Do this: Omit all pictures and give the records below again exactly as written.

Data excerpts
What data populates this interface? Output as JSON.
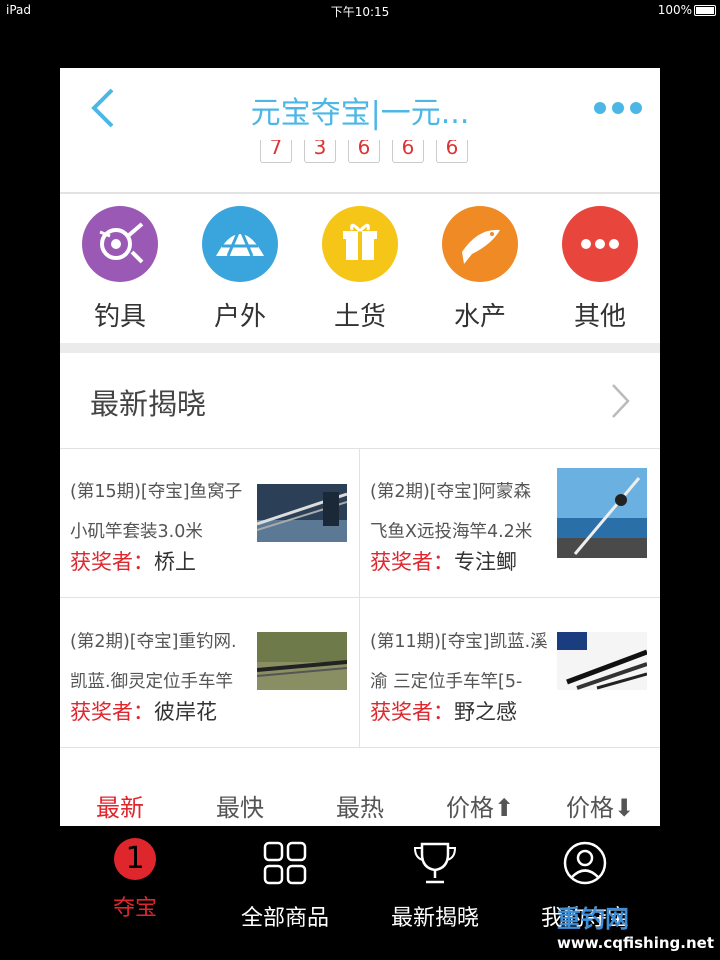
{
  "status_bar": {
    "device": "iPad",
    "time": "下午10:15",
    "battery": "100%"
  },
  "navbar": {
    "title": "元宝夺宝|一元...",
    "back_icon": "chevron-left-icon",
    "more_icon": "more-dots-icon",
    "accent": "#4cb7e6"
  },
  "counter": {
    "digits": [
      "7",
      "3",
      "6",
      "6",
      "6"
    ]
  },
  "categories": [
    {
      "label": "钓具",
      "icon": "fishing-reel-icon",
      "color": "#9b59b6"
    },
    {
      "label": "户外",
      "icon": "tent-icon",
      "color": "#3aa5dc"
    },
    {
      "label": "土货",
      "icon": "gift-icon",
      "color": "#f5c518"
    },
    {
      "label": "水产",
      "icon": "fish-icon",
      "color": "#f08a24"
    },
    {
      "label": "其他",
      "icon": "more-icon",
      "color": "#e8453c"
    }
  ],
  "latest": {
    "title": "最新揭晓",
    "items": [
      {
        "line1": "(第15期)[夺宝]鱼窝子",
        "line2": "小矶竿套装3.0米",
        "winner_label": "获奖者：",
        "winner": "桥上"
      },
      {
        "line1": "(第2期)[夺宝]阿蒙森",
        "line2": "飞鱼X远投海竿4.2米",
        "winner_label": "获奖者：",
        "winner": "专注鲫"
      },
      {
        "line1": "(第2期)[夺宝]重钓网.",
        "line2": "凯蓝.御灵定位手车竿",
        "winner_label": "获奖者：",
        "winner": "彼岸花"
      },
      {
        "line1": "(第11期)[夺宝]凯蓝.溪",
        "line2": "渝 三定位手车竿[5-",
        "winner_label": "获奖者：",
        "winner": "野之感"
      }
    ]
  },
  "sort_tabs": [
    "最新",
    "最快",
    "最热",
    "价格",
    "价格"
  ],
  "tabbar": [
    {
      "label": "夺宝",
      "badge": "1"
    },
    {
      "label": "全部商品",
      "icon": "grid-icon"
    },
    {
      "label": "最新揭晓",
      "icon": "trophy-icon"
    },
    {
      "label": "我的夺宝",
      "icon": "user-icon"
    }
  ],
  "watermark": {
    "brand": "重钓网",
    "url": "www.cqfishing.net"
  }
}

Solution to the problem:
What data populates this interface? Output as JSON.
{
  "status_bar": {
    "device": "iPad",
    "time": "下午10:15",
    "battery": "100%"
  },
  "navbar": {
    "title": "元宝夺宝|一元...",
    "back_icon": "chevron-left-icon",
    "more_icon": "more-dots-icon",
    "accent": "#4cb7e6"
  },
  "counter": {
    "digits": [
      "7",
      "3",
      "6",
      "6",
      "6"
    ]
  },
  "categories": [
    {
      "label": "钓具",
      "icon": "fishing-reel-icon",
      "color": "#9b59b6"
    },
    {
      "label": "户外",
      "icon": "tent-icon",
      "color": "#3aa5dc"
    },
    {
      "label": "土货",
      "icon": "gift-icon",
      "color": "#f5c518"
    },
    {
      "label": "水产",
      "icon": "fish-icon",
      "color": "#f08a24"
    },
    {
      "label": "其他",
      "icon": "more-icon",
      "color": "#e8453c"
    }
  ],
  "latest": {
    "title": "最新揭晓",
    "items": [
      {
        "line1": "(第15期)[夺宝]鱼窝子",
        "line2": "小矶竿套装3.0米",
        "winner_label": "获奖者：",
        "winner": "桥上"
      },
      {
        "line1": "(第2期)[夺宝]阿蒙森",
        "line2": "飞鱼X远投海竿4.2米",
        "winner_label": "获奖者：",
        "winner": "专注鲫"
      },
      {
        "line1": "(第2期)[夺宝]重钓网.",
        "line2": "凯蓝.御灵定位手车竿",
        "winner_label": "获奖者：",
        "winner": "彼岸花"
      },
      {
        "line1": "(第11期)[夺宝]凯蓝.溪",
        "line2": "渝 三定位手车竿[5-",
        "winner_label": "获奖者：",
        "winner": "野之感"
      }
    ]
  },
  "sort_tabs": [
    "最新",
    "最快",
    "最热",
    "价格",
    "价格"
  ],
  "tabbar": [
    {
      "label": "夺宝",
      "badge": "1"
    },
    {
      "label": "全部商品",
      "icon": "grid-icon"
    },
    {
      "label": "最新揭晓",
      "icon": "trophy-icon"
    },
    {
      "label": "我的夺宝",
      "icon": "user-icon"
    }
  ],
  "watermark": {
    "brand": "重钓网",
    "url": "www.cqfishing.net"
  }
}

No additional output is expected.